* Task instructions *
Each line that holds the word "title" counts once; give the total number of such lines and nothing else.

* Records provided *
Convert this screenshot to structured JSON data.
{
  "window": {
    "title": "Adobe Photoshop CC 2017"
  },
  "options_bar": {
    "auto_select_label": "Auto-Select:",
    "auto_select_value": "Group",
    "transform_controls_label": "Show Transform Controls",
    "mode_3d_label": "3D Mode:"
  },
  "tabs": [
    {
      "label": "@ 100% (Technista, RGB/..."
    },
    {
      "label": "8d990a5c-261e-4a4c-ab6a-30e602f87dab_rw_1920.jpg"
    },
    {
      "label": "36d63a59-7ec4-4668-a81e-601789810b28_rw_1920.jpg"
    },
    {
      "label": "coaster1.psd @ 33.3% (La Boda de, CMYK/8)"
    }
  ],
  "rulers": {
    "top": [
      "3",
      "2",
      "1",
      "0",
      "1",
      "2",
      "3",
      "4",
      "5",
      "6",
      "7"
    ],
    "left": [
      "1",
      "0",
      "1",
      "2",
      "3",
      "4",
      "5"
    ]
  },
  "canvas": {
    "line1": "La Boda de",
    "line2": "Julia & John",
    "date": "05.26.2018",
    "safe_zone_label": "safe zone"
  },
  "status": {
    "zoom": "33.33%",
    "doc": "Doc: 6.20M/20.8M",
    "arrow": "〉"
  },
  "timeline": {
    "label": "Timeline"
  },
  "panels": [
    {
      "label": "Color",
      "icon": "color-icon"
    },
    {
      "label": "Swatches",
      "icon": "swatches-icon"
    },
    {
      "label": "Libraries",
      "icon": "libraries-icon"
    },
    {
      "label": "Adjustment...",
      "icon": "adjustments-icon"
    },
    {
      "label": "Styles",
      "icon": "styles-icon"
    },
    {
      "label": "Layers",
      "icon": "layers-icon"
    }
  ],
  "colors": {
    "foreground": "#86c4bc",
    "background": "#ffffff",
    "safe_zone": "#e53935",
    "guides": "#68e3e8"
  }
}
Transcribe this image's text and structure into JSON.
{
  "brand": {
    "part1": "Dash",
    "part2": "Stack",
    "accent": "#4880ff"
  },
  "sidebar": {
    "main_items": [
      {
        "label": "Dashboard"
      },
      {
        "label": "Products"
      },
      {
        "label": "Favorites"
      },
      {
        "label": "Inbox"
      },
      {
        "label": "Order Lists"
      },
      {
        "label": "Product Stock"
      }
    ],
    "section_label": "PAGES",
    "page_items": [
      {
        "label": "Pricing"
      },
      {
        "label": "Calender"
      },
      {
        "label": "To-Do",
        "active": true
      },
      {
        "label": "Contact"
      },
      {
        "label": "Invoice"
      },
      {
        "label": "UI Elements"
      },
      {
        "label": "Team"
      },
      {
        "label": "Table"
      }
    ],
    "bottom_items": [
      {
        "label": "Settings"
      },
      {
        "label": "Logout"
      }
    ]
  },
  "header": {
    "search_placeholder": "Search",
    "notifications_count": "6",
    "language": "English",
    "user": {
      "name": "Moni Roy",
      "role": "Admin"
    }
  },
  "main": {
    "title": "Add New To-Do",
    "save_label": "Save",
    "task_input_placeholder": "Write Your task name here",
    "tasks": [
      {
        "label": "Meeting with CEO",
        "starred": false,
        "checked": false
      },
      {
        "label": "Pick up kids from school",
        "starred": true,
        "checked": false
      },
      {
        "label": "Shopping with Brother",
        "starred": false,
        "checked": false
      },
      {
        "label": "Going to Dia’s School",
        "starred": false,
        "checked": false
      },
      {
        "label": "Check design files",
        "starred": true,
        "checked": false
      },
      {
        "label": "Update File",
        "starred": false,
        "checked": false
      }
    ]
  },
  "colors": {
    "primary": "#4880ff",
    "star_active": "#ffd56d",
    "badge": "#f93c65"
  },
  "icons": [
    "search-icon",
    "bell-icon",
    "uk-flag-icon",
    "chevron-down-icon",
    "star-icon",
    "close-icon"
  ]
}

* In response *
2